REQUEST » Print the records below word for word, but leave out the pictures.

* Start RECORDS SHOWN *

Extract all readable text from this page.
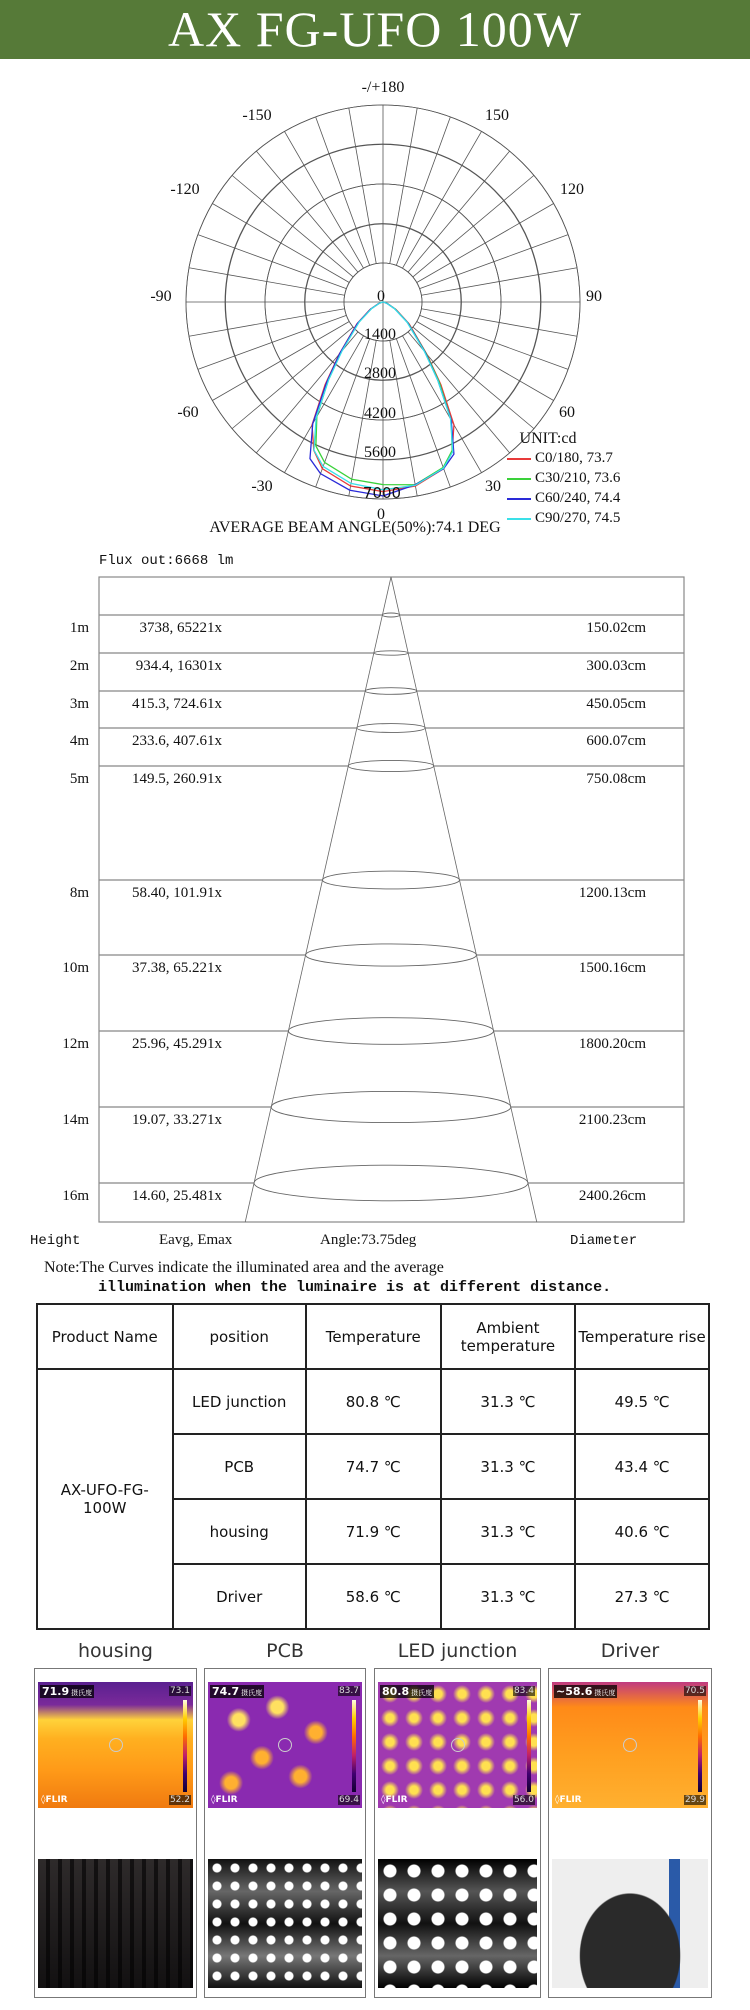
AX FG-UFO 100W
-/+180
-150	150
-120	120
-90	90
-60	60
-30	30
0
0
1400
2800
4200
5600
7000
UNIT:cd
C0/180, 73.7
C30/210, 73.6
C60/240, 74.4
C90/270, 74.5
AVERAGE BEAM ANGLE(50%):74.1 DEG
Flux out:6668 lm
1m	3738, 65221x	150.02cm
2m	934.4, 16301x	300.03cm
3m	415.3, 724.61x	450.05cm
4m	233.6, 407.61x	600.07cm
5m	149.5, 260.91x	750.08cm
8m	58.40, 101.91x	1200.13cm
10m	37.38, 65.221x	1500.16cm
12m	25.96, 45.291x	1800.20cm
14m	19.07, 33.271x	2100.23cm
16m	14.60, 25.481x	2400.26cm
Height	Eavg, Emax	Angle:73.75deg	Diameter
Note:The Curves indicate the illuminated area and the average
illumination when the luminaire is at different distance.
Product Name	position	Temperature	Ambient temperature	Temperature rise
AX-UFO-FG-100W	LED junction	80.8 ℃	31.3 ℃	49.5 ℃
	PCB	74.7 ℃	31.3 ℃	43.4 ℃
	housing	71.9 ℃	31.3 ℃	40.6 ℃
	Driver	58.6 ℃	31.3 ℃	27.3 ℃
housing	PCB	LED junction	Driver
71.9 摄氏度	73.1
52.2
◊FLIR
74.7 摄氏度	83.7
69.4
◊FLIR
80.8 摄氏度	83.4
56.0
◊FLIR
~58.6 摄氏度	70.5
29.9
◊FLIR
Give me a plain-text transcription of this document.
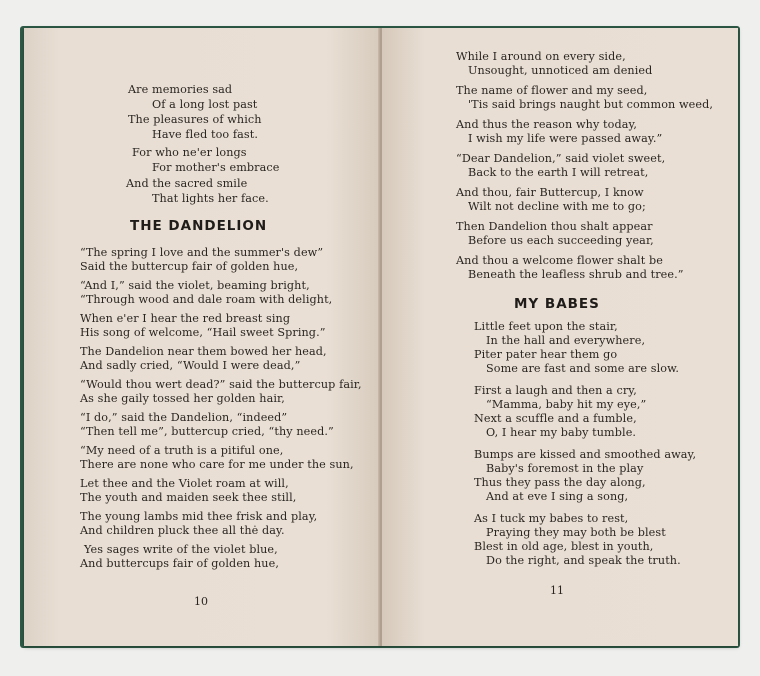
Are memories sad
Of a long lost past
The pleasures of which
Have fled too fast.
For who ne'er longs
For mother's embrace
And the sacred smile
That lights her face.
THE DANDELION
“The spring I love and the summer's dew”
Said the buttercup fair of golden hue,
“And I,” said the violet, beaming bright,
“Through wood and dale roam with delight,
When e'er I hear the red breast sing
His song of welcome, “Hail sweet Spring.”
The Dandelion near them bowed her head,
And sadly cried, “Would I were dead,”
“Would thou wert dead?” said the buttercup fair,
As she gaily tossed her golden hair,
“I do,” said the Dandelion, “indeed”
“Then tell me”, buttercup cried, “thy need.”
“My need of a truth is a pitiful one,
There are none who care for me under the sun,
Let thee and the Violet roam at will,
The youth and maiden seek thee still,
The young lambs mid thee frisk and play,
And children pluck thee all thė day.
Yes sages write of the violet blue,
And buttercups fair of golden hue,
10
While I around on every side,
Unsought, unnoticed am denied
The name of flower and my seed,
'Tis said brings naught but common weed,
And thus the reason why today,
I wish my life were passed away.”
“Dear Dandelion,” said violet sweet,
Back to the earth I will retreat,
And thou, fair Buttercup, I know
Wilt not decline with me to go;
Then Dandelion thou shalt appear
Before us each succeeding year,
And thou a welcome flower shalt be
Beneath the leafless shrub and tree.”
MY BABES
Little feet upon the stair,
In the hall and everywhere,
Piter pater hear them go
Some are fast and some are slow.
First a laugh and then a cry,
“Mamma, baby hit my eye,”
Next a scuffle and a fumble,
O, I hear my baby tumble.
Bumps are kissed and smoothed away,
Baby's foremost in the play
Thus they pass the day along,
And at eve I sing a song,
As I tuck my babes to rest,
Praying they may both be blest
Blest in old age, blest in youth,
Do the right, and speak the truth.
11
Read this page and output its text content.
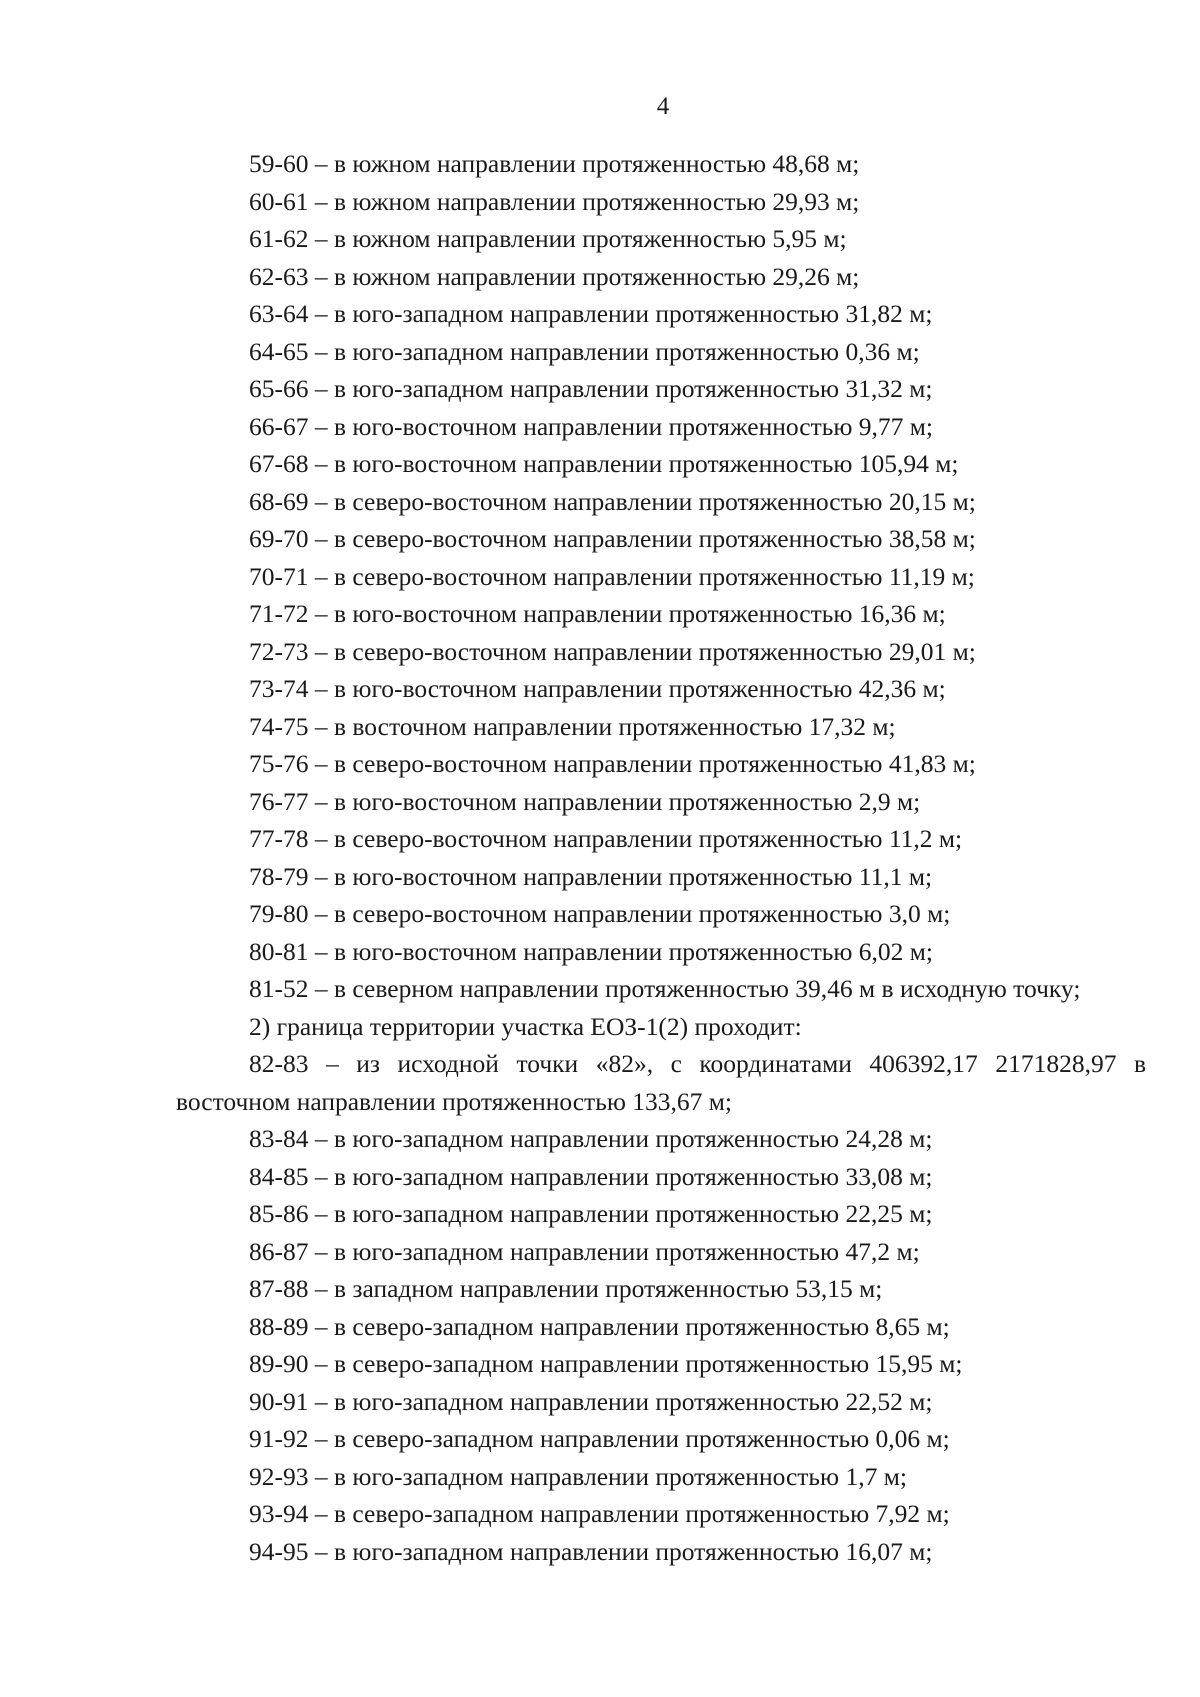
4
59-60 – в южном направлении протяженностью 48,68 м;
60-61 – в южном направлении протяженностью 29,93 м;
61-62 – в южном направлении протяженностью 5,95 м;
62-63 – в южном направлении протяженностью 29,26 м;
63-64 – в юго-западном направлении протяженностью 31,82 м;
64-65 – в юго-западном направлении протяженностью 0,36 м;
65-66 – в юго-западном направлении протяженностью 31,32 м;
66-67 – в юго-восточном направлении протяженностью 9,77 м;
67-68 – в юго-восточном направлении протяженностью 105,94 м;
68-69 – в северо-восточном направлении протяженностью 20,15 м;
69-70 – в северо-восточном направлении протяженностью 38,58 м;
70-71 – в северо-восточном направлении протяженностью 11,19 м;
71-72 – в юго-восточном направлении протяженностью 16,36 м;
72-73 – в северо-восточном направлении протяженностью 29,01 м;
73-74 – в юго-восточном направлении протяженностью 42,36 м;
74-75 – в восточном направлении протяженностью 17,32 м;
75-76 – в северо-восточном направлении протяженностью 41,83 м;
76-77 – в юго-восточном направлении протяженностью 2,9 м;
77-78 – в северо-восточном направлении протяженностью 11,2 м;
78-79 – в юго-восточном направлении протяженностью 11,1 м;
79-80 – в северо-восточном направлении протяженностью 3,0 м;
80-81 – в юго-восточном направлении протяженностью 6,02 м;
81-52 – в северном направлении протяженностью 39,46 м в исходную точку;
2) граница территории участка ЕОЗ-1(2) проходит:
82-83 – из исходной точки «82», с координатами 406392,17 2171828,97 в восточном направлении протяженностью 133,67 м;
83-84 – в юго-западном направлении протяженностью 24,28 м;
84-85 – в юго-западном направлении протяженностью 33,08 м;
85-86 – в юго-западном направлении протяженностью 22,25 м;
86-87 – в юго-западном направлении протяженностью 47,2 м;
87-88 – в западном направлении протяженностью 53,15 м;
88-89 – в северо-западном направлении протяженностью 8,65 м;
89-90 – в северо-западном направлении протяженностью 15,95 м;
90-91 – в юго-западном направлении протяженностью 22,52 м;
91-92 – в северо-западном направлении протяженностью 0,06 м;
92-93 – в юго-западном направлении протяженностью 1,7 м;
93-94 – в северо-западном направлении протяженностью 7,92 м;
94-95 – в юго-западном направлении протяженностью 16,07 м;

* End RECORDS SHOWN *

ANSWER BELOW »
Extract all readable text from this page.
AX FG-UFO 100W
-/+180
-150	150
-120	120
-90	90
-60	60
-30	30
0
0
1400
2800
4200
5600
7000
UNIT:cd
C0/180, 73.7
C30/210, 73.6
C60/240, 74.4
C90/270, 74.5
AVERAGE BEAM ANGLE(50%):74.1 DEG
Flux out:6668 lm
1m	3738, 65221x	150.02cm
2m	934.4, 16301x	300.03cm
3m	415.3, 724.61x	450.05cm
4m	233.6, 407.61x	600.07cm
5m	149.5, 260.91x	750.08cm
8m	58.40, 101.91x	1200.13cm
10m	37.38, 65.221x	1500.16cm
12m	25.96, 45.291x	1800.20cm
14m	19.07, 33.271x	2100.23cm
16m	14.60, 25.481x	2400.26cm
Height	Eavg, Emax	Angle:73.75deg	Diameter
Note:The Curves indicate the illuminated area and the average
illumination when the luminaire is at different distance.
Product Name	position	Temperature	Ambient temperature	Temperature rise
AX-UFO-FG-100W	LED junction	80.8 ℃	31.3 ℃	49.5 ℃
	PCB	74.7 ℃	31.3 ℃	43.4 ℃
	housing	71.9 ℃	31.3 ℃	40.6 ℃
	Driver	58.6 ℃	31.3 ℃	27.3 ℃
housing	PCB	LED junction	Driver
71.9 摄氏度	73.1
52.2
◊FLIR
74.7 摄氏度	83.7
69.4
◊FLIR
80.8 摄氏度	83.4
56.0
◊FLIR
~58.6 摄氏度	70.5
29.9
◊FLIR
Give me a plain-text transcription of this document.
Are memories sad
Of a long lost past
The pleasures of which
Have fled too fast.
For who ne'er longs
For mother's embrace
And the sacred smile
That lights her face.
THE DANDELION
“The spring I love and the summer's dew”
Said the buttercup fair of golden hue,
“And I,” said the violet, beaming bright,
“Through wood and dale roam with delight,
When e'er I hear the red breast sing
His song of welcome, “Hail sweet Spring.”
The Dandelion near them bowed her head,
And sadly cried, “Would I were dead,”
“Would thou wert dead?” said the buttercup fair,
As she gaily tossed her golden hair,
“I do,” said the Dandelion, “indeed”
“Then tell me”, buttercup cried, “thy need.”
“My need of a truth is a pitiful one,
There are none who care for me under the sun,
Let thee and the Violet roam at will,
The youth and maiden seek thee still,
The young lambs mid thee frisk and play,
And children pluck thee all thė day.
Yes sages write of the violet blue,
And buttercups fair of golden hue,
10
While I around on every side,
Unsought, unnoticed am denied
The name of flower and my seed,
'Tis said brings naught but common weed,
And thus the reason why today,
I wish my life were passed away.”
“Dear Dandelion,” said violet sweet,
Back to the earth I will retreat,
And thou, fair Buttercup, I know
Wilt not decline with me to go;
Then Dandelion thou shalt appear
Before us each succeeding year,
And thou a welcome flower shalt be
Beneath the leafless shrub and tree.”
MY BABES
Little feet upon the stair,
In the hall and everywhere,
Piter pater hear them go
Some are fast and some are slow.
First a laugh and then a cry,
“Mamma, baby hit my eye,”
Next a scuffle and a fumble,
O, I hear my baby tumble.
Bumps are kissed and smoothed away,
Baby's foremost in the play
Thus they pass the day along,
And at eve I sing a song,
As I tuck my babes to rest,
Praying they may both be blest
Blest in old age, blest in youth,
Do the right, and speak the truth.
11
Read this page and output its text content.
4
59-60 – в южном направлении протяженностью 48,68 м;
60-61 – в южном направлении протяженностью 29,93 м;
61-62 – в южном направлении протяженностью 5,95 м;
62-63 – в южном направлении протяженностью 29,26 м;
63-64 – в юго-западном направлении протяженностью 31,82 м;
64-65 – в юго-западном направлении протяженностью 0,36 м;
65-66 – в юго-западном направлении протяженностью 31,32 м;
66-67 – в юго-восточном направлении протяженностью 9,77 м;
67-68 – в юго-восточном направлении протяженностью 105,94 м;
68-69 – в северо-восточном направлении протяженностью 20,15 м;
69-70 – в северо-восточном направлении протяженностью 38,58 м;
70-71 – в северо-восточном направлении протяженностью 11,19 м;
71-72 – в юго-восточном направлении протяженностью 16,36 м;
72-73 – в северо-восточном направлении протяженностью 29,01 м;
73-74 – в юго-восточном направлении протяженностью 42,36 м;
74-75 – в восточном направлении протяженностью 17,32 м;
75-76 – в северо-восточном направлении протяженностью 41,83 м;
76-77 – в юго-восточном направлении протяженностью 2,9 м;
77-78 – в северо-восточном направлении протяженностью 11,2 м;
78-79 – в юго-восточном направлении протяженностью 11,1 м;
79-80 – в северо-восточном направлении протяженностью 3,0 м;
80-81 – в юго-восточном направлении протяженностью 6,02 м;
81-52 – в северном направлении протяженностью 39,46 м в исходную точку;
2) граница территории участка ЕОЗ-1(2) проходит:
82-83 – из исходной точки «82», с координатами 406392,17 2171828,97 в восточном направлении протяженностью 133,67 м;
83-84 – в юго-западном направлении протяженностью 24,28 м;
84-85 – в юго-западном направлении протяженностью 33,08 м;
85-86 – в юго-западном направлении протяженностью 22,25 м;
86-87 – в юго-западном направлении протяженностью 47,2 м;
87-88 – в западном направлении протяженностью 53,15 м;
88-89 – в северо-западном направлении протяженностью 8,65 м;
89-90 – в северо-западном направлении протяженностью 15,95 м;
90-91 – в юго-западном направлении протяженностью 22,52 м;
91-92 – в северо-западном направлении протяженностью 0,06 м;
92-93 – в юго-западном направлении протяженностью 1,7 м;
93-94 – в северо-западном направлении протяженностью 7,92 м;
94-95 – в юго-западном направлении протяженностью 16,07 м;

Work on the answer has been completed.